REQUIREMENTS
Write out the records below word for word, starting at the line containing "Find all labels, buttons, inputs, and" and ending at the line containing "y-tick-label: 100 [41, 258, 66, 275]", with both of those lines included.

PROVIDED DATA
[START]

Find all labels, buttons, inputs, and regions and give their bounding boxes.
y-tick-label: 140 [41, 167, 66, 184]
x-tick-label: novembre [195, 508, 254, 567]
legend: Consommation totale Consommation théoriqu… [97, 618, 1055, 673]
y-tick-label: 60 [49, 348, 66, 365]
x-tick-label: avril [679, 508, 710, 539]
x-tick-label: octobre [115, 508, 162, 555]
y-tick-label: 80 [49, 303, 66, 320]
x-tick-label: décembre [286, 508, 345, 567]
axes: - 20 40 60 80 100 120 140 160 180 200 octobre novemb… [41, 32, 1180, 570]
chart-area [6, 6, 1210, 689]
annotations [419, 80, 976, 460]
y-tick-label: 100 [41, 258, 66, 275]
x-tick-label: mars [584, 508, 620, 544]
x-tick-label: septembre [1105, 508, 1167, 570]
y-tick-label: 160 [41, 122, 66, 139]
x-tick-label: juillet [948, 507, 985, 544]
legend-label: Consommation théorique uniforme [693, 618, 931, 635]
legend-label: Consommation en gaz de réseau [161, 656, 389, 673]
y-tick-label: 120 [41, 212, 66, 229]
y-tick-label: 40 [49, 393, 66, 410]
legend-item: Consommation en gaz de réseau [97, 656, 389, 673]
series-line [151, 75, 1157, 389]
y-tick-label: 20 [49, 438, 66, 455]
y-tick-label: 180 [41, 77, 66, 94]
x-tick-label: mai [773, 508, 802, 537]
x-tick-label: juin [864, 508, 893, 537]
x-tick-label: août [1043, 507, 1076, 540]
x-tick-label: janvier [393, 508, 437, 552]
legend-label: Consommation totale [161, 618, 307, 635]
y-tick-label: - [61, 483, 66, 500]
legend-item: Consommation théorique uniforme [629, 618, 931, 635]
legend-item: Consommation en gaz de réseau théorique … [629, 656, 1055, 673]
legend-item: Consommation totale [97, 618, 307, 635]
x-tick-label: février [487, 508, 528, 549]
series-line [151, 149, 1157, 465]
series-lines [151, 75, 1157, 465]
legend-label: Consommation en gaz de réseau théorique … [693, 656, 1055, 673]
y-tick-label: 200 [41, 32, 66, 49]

[END]
[START]

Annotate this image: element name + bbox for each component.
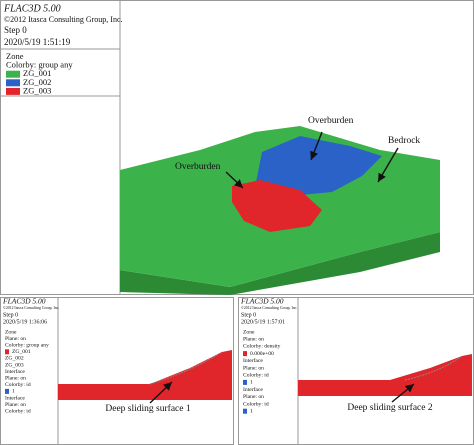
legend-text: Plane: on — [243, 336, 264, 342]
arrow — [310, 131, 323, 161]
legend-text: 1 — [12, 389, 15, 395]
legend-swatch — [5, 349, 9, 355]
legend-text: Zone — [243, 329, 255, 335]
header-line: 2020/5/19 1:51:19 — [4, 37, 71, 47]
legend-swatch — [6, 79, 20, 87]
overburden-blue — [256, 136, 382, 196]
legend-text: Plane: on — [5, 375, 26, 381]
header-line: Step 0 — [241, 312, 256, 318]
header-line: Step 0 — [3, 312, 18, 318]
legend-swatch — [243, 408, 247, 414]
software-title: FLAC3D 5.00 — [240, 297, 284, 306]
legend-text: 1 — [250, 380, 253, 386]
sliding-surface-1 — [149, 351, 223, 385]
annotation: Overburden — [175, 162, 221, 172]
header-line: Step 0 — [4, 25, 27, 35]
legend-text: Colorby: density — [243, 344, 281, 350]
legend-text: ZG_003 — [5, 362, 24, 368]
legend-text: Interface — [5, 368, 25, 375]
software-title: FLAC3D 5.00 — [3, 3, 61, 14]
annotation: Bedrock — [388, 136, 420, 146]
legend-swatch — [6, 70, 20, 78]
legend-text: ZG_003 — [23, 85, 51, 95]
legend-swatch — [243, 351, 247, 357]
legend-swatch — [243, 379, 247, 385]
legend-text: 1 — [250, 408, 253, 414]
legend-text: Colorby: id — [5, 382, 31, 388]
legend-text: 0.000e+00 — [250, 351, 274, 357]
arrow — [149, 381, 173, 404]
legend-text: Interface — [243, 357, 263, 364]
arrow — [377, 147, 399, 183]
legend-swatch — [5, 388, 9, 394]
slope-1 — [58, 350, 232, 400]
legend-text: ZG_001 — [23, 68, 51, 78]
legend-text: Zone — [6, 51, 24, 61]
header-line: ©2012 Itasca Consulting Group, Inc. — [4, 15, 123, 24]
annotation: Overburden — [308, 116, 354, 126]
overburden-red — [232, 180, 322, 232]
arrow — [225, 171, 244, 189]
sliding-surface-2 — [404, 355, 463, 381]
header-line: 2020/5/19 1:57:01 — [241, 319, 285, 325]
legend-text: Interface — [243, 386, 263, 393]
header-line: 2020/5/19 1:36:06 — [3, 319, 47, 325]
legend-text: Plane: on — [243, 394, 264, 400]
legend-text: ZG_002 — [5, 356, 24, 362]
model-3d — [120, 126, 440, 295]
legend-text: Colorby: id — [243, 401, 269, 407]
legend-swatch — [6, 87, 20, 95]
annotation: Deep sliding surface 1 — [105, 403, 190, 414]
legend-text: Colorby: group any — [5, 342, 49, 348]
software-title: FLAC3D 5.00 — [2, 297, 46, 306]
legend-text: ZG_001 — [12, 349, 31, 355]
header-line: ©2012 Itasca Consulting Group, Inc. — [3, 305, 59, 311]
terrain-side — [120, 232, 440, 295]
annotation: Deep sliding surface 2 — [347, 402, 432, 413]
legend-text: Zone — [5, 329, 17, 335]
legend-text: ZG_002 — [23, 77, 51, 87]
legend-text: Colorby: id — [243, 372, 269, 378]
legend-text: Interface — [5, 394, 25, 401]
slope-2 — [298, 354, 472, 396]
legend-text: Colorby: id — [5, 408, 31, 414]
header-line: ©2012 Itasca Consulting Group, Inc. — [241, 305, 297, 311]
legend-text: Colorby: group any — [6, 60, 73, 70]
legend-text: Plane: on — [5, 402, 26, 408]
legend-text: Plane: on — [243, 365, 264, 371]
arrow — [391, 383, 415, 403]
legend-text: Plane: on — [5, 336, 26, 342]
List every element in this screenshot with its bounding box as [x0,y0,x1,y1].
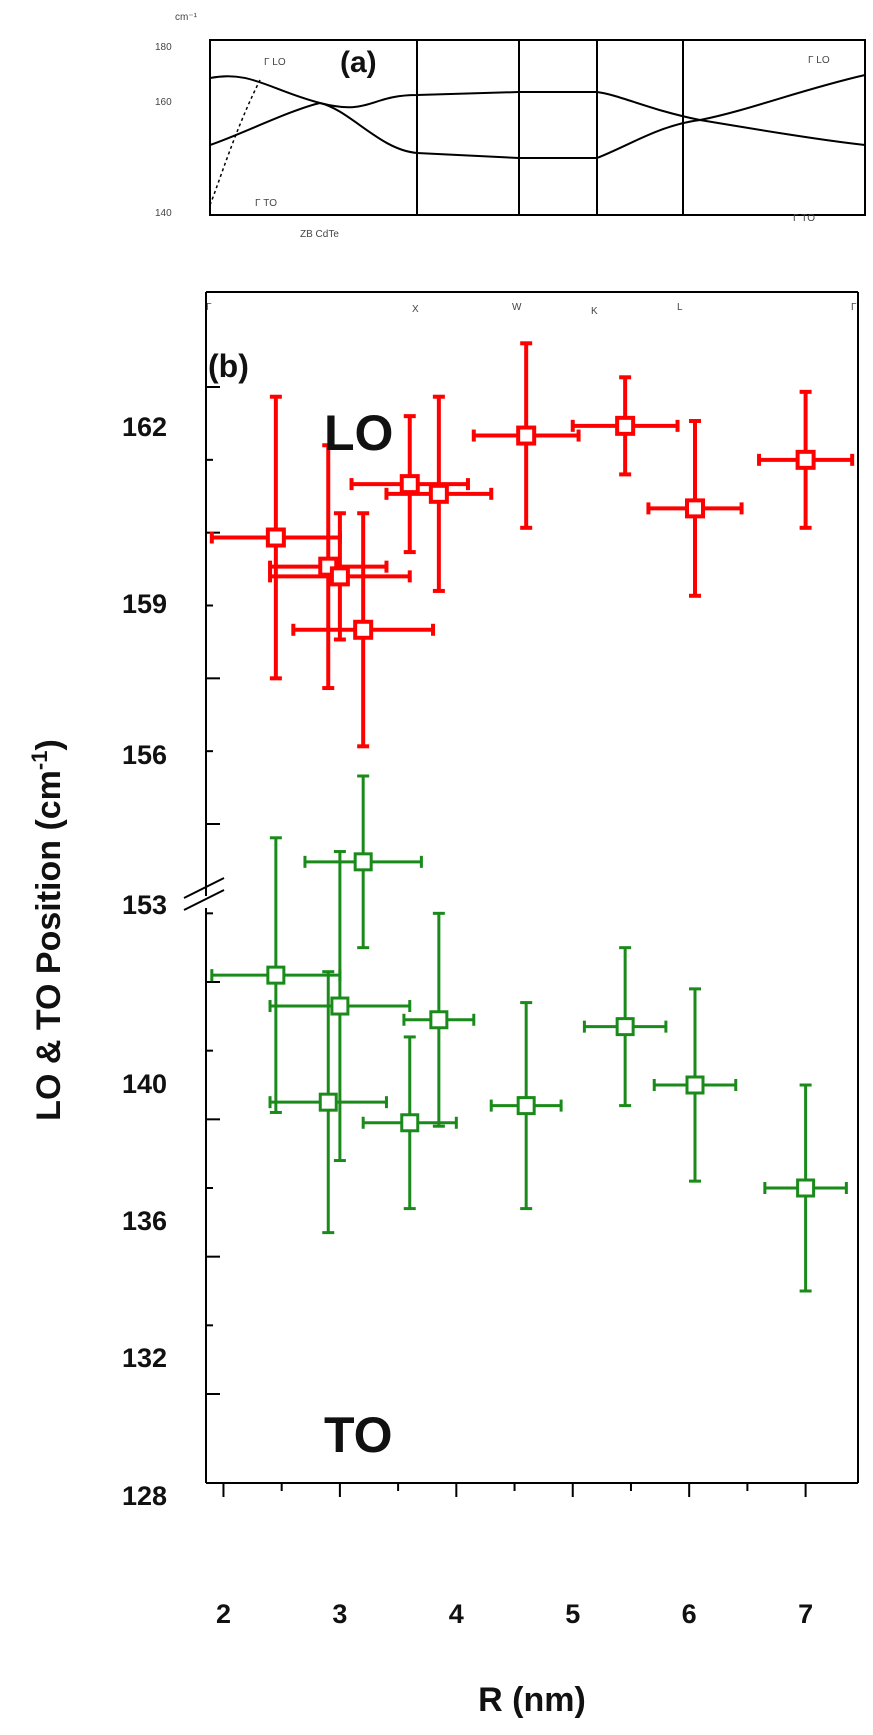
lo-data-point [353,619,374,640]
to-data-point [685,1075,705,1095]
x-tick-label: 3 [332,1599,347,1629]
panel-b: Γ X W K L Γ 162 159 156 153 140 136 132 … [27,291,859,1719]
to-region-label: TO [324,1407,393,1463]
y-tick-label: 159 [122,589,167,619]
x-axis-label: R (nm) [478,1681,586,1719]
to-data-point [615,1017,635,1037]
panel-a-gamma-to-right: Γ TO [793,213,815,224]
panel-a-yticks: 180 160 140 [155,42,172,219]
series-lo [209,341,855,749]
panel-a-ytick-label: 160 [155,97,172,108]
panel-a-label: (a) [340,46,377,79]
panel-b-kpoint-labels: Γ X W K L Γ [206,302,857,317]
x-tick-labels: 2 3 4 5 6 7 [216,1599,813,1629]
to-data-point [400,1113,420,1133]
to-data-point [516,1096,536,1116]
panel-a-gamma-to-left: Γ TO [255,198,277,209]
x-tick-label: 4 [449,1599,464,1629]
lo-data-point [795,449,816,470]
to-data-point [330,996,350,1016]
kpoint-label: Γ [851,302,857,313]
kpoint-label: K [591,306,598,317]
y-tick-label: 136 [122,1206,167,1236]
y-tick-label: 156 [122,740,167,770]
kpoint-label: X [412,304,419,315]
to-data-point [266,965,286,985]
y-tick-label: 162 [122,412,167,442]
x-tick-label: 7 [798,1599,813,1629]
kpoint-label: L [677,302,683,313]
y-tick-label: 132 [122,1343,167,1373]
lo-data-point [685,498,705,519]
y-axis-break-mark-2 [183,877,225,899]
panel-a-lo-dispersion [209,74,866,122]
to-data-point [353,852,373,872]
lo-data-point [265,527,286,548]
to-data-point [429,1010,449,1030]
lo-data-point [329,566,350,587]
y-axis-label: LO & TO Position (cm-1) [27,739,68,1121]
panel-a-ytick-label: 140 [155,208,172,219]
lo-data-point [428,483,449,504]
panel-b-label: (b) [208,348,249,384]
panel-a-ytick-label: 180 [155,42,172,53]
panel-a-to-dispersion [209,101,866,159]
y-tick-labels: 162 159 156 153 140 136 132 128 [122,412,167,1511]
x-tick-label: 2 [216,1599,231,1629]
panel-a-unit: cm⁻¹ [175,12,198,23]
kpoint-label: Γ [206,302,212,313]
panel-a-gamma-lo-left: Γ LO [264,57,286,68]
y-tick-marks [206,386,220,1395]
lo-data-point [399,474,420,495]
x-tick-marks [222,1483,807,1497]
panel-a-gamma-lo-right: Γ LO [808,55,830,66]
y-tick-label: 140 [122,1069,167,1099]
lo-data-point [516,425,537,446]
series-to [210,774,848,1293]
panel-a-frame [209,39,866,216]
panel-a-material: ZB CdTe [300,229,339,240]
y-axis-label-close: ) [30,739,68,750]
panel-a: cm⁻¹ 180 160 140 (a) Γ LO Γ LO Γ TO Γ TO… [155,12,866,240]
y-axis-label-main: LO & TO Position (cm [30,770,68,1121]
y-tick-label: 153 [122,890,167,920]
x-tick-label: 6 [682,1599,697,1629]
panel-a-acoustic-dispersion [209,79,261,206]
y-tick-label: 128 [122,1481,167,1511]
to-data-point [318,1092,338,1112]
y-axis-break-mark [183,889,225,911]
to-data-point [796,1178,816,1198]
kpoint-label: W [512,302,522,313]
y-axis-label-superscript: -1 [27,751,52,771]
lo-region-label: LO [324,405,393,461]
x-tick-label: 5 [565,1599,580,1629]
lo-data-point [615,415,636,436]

[END]
[START]

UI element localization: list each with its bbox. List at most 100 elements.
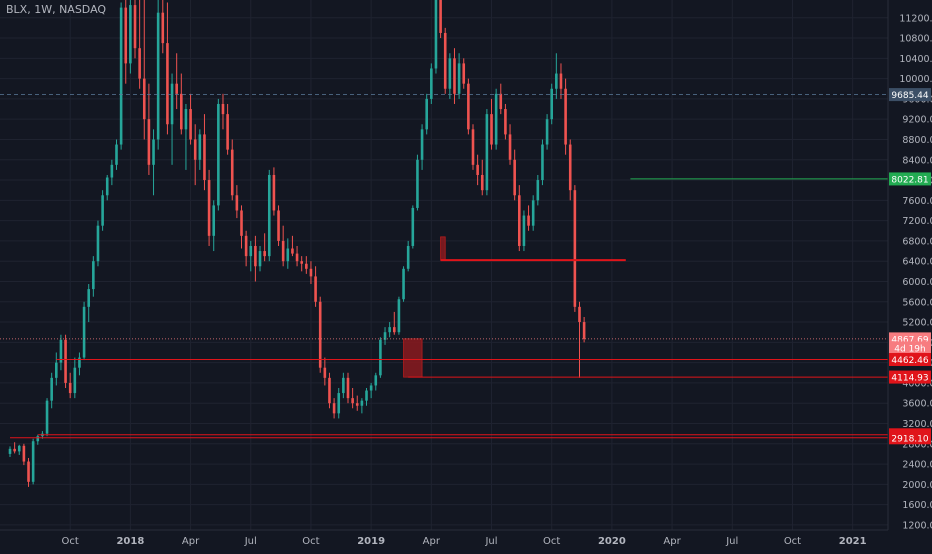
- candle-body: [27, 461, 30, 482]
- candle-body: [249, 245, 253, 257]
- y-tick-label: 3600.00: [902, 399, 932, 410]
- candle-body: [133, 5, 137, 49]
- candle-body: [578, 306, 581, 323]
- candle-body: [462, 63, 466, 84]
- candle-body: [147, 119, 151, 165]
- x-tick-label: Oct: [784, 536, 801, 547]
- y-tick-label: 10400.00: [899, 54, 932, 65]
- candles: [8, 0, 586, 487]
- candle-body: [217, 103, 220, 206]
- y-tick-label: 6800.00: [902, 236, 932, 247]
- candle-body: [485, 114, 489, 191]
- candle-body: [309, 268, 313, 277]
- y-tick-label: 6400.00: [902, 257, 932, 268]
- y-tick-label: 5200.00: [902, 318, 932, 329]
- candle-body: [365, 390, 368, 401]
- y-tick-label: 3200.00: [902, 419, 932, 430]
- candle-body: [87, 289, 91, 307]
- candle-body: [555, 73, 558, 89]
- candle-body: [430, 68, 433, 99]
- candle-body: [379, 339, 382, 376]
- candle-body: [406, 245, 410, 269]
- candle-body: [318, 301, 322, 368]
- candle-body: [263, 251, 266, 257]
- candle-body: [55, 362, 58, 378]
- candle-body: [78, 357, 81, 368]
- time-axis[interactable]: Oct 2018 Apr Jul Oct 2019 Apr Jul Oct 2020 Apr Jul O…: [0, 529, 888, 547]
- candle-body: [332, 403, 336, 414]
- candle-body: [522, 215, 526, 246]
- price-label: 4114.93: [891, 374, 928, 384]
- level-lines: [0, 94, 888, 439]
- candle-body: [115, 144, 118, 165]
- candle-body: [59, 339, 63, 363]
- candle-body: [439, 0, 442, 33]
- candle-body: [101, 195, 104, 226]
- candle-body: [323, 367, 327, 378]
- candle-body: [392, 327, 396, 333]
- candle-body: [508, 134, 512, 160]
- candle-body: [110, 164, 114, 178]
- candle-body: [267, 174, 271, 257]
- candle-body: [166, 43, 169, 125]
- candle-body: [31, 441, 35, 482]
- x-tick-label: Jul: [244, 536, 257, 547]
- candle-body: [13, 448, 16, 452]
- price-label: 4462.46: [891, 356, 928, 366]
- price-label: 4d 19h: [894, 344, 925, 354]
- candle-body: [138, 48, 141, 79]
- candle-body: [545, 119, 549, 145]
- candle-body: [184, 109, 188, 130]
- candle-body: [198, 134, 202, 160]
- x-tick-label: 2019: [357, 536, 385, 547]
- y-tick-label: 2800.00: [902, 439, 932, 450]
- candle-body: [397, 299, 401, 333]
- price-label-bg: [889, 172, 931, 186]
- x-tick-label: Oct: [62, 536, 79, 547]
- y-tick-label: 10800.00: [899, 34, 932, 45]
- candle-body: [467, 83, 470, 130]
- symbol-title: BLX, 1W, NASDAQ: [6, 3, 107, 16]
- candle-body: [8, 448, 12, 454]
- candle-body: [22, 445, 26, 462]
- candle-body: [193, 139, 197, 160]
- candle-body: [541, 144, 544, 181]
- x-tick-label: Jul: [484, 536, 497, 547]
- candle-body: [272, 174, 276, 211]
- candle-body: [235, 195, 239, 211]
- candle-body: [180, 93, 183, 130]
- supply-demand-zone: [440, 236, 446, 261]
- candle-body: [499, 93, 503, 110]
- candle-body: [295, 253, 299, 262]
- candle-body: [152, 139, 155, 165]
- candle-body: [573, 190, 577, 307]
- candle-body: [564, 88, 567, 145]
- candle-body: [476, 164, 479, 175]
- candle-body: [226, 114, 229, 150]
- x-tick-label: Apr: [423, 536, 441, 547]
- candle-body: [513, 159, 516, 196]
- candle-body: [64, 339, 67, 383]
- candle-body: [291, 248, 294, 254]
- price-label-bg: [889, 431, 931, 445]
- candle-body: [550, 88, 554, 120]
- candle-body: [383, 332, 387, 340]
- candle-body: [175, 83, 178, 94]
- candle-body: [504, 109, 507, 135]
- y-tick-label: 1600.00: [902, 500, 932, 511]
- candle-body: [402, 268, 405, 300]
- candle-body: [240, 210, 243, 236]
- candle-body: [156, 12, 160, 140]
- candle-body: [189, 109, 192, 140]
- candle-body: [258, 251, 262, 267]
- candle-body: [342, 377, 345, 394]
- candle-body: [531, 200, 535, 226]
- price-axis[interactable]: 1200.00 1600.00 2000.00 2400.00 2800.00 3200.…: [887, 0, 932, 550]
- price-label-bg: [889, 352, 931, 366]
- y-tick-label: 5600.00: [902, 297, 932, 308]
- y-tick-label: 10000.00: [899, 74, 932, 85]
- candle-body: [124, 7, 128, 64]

[END]

THE REPLY
Find all labels, buttons, inputs, and regions and give their bounding boxes.
y-tick-label: 140 [41, 167, 66, 184]
x-tick-label: novembre [195, 508, 254, 567]
legend: Consommation totale Consommation théoriqu… [97, 618, 1055, 673]
y-tick-label: 60 [49, 348, 66, 365]
x-tick-label: avril [679, 508, 710, 539]
x-tick-label: octobre [115, 508, 162, 555]
y-tick-label: 80 [49, 303, 66, 320]
x-tick-label: décembre [286, 508, 345, 567]
axes: - 20 40 60 80 100 120 140 160 180 200 octobre novemb… [41, 32, 1180, 570]
chart-area [6, 6, 1210, 689]
annotations [419, 80, 976, 460]
y-tick-label: 100 [41, 258, 66, 275]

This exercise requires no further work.